[BEGIN MATERIAL PROVIDED]
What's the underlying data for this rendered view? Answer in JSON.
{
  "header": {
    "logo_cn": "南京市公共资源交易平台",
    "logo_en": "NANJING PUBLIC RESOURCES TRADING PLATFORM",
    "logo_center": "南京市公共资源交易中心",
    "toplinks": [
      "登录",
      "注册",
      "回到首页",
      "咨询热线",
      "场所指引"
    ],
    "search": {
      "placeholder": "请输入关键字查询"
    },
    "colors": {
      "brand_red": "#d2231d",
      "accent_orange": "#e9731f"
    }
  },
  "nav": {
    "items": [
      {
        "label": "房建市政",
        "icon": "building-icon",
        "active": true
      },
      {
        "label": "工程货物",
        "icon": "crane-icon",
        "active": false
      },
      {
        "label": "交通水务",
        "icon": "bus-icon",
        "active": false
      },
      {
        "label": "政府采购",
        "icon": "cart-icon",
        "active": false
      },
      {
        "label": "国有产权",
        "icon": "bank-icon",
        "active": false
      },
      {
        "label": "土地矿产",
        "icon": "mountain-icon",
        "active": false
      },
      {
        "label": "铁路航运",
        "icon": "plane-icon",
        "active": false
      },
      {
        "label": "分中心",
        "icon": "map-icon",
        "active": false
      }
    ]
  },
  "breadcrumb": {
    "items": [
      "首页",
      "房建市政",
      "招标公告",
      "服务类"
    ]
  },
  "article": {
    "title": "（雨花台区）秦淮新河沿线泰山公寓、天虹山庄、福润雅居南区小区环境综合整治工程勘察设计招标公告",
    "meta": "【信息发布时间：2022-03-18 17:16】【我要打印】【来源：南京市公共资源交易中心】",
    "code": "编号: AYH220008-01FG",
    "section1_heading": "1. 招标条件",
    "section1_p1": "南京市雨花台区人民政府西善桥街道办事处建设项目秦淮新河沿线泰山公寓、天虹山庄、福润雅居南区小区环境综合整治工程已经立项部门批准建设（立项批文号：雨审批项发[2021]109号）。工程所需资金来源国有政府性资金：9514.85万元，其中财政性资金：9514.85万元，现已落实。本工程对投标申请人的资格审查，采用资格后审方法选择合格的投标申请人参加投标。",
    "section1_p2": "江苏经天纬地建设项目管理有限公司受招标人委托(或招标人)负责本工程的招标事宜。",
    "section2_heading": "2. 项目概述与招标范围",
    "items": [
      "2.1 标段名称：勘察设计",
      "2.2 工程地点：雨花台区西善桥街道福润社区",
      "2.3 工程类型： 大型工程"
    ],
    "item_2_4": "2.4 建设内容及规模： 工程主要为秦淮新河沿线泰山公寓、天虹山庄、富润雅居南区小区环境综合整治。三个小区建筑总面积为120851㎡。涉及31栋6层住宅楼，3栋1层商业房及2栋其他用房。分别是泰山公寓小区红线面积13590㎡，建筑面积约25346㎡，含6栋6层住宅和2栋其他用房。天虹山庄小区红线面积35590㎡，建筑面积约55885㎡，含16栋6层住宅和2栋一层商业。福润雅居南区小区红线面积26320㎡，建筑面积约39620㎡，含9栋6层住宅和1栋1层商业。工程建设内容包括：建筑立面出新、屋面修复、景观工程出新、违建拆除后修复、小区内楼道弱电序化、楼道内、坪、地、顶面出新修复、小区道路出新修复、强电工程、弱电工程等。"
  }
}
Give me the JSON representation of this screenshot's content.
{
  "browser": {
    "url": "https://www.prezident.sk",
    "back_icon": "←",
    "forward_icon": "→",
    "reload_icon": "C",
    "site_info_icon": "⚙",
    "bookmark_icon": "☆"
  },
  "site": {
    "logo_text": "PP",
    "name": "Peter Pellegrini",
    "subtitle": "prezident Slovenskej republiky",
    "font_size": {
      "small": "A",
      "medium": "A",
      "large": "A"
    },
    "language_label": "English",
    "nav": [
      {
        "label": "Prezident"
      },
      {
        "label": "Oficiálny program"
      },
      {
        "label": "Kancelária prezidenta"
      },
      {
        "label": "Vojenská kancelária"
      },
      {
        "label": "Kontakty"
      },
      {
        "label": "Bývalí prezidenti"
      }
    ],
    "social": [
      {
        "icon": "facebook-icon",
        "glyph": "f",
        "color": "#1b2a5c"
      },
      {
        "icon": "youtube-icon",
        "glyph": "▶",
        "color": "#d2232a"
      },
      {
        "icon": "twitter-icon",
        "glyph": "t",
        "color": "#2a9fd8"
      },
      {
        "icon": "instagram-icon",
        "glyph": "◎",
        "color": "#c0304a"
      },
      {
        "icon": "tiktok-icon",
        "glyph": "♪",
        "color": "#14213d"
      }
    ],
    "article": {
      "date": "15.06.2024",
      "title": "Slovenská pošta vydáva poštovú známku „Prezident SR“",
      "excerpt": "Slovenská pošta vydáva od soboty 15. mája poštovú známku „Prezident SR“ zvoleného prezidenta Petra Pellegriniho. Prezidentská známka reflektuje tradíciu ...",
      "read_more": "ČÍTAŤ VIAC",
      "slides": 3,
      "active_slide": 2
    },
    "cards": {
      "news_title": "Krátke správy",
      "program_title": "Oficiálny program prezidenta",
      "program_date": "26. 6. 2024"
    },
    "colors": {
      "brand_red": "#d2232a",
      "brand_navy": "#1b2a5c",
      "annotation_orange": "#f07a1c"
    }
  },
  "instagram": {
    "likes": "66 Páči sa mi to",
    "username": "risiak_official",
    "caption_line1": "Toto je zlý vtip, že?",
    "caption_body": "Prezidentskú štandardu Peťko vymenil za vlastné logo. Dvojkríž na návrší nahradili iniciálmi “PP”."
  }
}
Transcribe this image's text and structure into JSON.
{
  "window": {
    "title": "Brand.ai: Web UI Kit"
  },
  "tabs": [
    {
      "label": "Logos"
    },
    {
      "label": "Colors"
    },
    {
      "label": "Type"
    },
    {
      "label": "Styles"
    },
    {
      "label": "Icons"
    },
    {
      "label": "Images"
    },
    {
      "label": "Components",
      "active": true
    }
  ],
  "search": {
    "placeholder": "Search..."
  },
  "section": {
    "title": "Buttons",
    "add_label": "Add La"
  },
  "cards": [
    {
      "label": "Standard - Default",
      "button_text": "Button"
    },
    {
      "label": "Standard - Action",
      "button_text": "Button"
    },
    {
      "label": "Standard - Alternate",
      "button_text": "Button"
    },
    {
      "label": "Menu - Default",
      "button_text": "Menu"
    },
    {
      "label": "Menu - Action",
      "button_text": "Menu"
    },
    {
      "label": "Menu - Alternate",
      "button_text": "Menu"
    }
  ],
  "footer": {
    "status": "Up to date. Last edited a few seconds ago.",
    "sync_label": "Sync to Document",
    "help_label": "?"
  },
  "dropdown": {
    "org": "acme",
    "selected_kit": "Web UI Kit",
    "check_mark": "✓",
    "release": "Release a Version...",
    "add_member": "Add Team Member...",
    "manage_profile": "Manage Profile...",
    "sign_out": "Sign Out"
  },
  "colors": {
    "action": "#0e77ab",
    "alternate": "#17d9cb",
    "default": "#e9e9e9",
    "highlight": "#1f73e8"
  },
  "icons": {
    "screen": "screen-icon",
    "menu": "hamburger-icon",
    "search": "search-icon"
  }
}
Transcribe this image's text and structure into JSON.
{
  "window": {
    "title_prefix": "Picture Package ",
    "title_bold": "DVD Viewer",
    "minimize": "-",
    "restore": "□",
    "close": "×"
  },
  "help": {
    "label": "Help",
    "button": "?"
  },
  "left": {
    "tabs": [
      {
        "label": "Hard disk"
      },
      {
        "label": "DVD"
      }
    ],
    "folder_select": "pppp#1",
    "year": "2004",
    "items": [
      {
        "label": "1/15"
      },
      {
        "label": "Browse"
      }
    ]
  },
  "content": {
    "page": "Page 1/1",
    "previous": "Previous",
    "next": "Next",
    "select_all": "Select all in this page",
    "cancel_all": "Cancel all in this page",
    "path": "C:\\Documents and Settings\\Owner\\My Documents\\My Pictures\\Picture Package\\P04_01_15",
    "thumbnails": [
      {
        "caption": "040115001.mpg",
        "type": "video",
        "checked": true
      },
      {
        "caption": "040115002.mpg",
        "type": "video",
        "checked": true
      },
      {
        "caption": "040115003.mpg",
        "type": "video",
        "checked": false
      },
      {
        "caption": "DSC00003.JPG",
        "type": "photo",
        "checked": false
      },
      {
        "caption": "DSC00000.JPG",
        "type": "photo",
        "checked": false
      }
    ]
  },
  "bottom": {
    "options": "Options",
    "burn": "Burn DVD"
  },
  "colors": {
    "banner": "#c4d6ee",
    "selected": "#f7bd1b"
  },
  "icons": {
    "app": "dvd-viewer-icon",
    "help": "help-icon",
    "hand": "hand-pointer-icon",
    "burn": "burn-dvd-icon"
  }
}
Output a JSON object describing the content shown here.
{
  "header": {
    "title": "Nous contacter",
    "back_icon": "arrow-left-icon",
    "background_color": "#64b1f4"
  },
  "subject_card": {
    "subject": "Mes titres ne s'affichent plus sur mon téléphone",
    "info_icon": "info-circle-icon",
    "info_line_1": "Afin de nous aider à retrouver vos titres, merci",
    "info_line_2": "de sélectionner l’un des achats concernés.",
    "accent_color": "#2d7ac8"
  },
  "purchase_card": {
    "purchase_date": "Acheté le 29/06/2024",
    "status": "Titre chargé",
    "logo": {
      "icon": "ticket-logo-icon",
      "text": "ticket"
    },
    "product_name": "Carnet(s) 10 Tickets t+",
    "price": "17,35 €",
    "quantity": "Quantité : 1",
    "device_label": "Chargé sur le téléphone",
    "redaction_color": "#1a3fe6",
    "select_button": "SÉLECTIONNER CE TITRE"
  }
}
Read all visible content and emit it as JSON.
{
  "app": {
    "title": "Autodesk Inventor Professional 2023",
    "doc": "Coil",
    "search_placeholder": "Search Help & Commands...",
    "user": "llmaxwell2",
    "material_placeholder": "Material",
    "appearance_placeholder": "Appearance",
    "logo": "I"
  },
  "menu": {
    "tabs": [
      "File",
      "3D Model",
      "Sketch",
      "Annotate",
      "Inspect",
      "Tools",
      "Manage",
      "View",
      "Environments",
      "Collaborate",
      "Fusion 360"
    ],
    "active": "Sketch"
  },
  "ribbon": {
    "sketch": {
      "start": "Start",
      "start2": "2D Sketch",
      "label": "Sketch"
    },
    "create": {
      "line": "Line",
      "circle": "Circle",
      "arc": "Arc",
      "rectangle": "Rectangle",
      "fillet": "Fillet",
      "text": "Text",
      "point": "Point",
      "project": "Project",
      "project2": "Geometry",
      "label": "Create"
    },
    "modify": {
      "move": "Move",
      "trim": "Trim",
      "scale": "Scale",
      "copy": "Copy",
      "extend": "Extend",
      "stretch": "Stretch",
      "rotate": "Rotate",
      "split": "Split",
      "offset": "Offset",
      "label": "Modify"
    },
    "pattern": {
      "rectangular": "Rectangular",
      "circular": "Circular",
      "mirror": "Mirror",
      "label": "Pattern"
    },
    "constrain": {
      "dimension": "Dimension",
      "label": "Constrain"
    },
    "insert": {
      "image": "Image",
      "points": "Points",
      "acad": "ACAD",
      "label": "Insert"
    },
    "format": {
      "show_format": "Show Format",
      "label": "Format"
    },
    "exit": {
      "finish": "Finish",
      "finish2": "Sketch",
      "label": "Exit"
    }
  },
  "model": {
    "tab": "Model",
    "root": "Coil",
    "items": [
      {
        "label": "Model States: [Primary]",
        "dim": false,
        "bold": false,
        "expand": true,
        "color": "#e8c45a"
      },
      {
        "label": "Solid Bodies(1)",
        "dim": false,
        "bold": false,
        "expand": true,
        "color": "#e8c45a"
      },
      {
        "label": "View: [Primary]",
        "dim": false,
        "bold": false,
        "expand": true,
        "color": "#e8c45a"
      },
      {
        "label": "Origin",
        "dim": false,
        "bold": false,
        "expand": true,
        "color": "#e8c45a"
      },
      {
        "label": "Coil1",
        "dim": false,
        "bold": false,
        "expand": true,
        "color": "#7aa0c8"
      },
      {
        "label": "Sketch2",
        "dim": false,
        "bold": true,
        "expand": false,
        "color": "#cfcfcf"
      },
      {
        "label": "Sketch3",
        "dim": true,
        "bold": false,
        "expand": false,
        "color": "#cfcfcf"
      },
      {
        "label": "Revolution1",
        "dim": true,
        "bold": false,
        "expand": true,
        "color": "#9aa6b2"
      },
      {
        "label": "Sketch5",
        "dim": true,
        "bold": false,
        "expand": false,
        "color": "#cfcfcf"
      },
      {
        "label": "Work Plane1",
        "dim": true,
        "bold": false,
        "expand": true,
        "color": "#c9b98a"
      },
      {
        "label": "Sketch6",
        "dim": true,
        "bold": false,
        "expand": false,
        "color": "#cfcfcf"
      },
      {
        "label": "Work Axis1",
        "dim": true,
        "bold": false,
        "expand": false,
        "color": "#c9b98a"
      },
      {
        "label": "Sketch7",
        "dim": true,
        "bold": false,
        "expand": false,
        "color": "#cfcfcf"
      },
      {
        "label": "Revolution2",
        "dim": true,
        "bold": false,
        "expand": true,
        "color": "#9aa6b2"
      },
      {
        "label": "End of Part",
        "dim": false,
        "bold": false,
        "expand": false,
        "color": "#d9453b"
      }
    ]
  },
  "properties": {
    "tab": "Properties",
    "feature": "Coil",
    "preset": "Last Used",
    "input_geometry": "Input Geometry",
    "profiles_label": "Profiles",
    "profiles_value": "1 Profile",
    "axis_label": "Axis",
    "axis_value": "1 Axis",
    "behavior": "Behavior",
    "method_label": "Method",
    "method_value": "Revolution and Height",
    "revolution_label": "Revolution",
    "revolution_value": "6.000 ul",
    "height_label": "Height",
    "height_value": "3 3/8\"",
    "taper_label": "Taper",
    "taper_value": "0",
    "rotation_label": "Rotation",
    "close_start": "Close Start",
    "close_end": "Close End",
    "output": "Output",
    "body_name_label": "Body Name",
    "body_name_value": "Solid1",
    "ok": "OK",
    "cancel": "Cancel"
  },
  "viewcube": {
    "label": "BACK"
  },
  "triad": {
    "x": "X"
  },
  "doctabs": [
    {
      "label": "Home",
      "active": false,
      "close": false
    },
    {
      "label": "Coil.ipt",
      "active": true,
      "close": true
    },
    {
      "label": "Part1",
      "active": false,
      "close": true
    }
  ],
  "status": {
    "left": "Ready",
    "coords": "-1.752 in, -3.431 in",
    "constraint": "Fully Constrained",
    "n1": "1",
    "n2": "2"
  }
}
[END MATERIAL PROVIDED]
**THE REQUEST**
Return each line that includes "pošta".

**WRITTEN ANSWER**
      "title": "Slovenská pošta vydáva poštovú známku „Prezident SR“",
      "excerpt": "Slovenská pošta vydáva od soboty 15. mája poštovú známku „Prezident SR“ zvoleného prezidenta Petra Pellegriniho. Prezidentská známka reflektuje tradíciu ...",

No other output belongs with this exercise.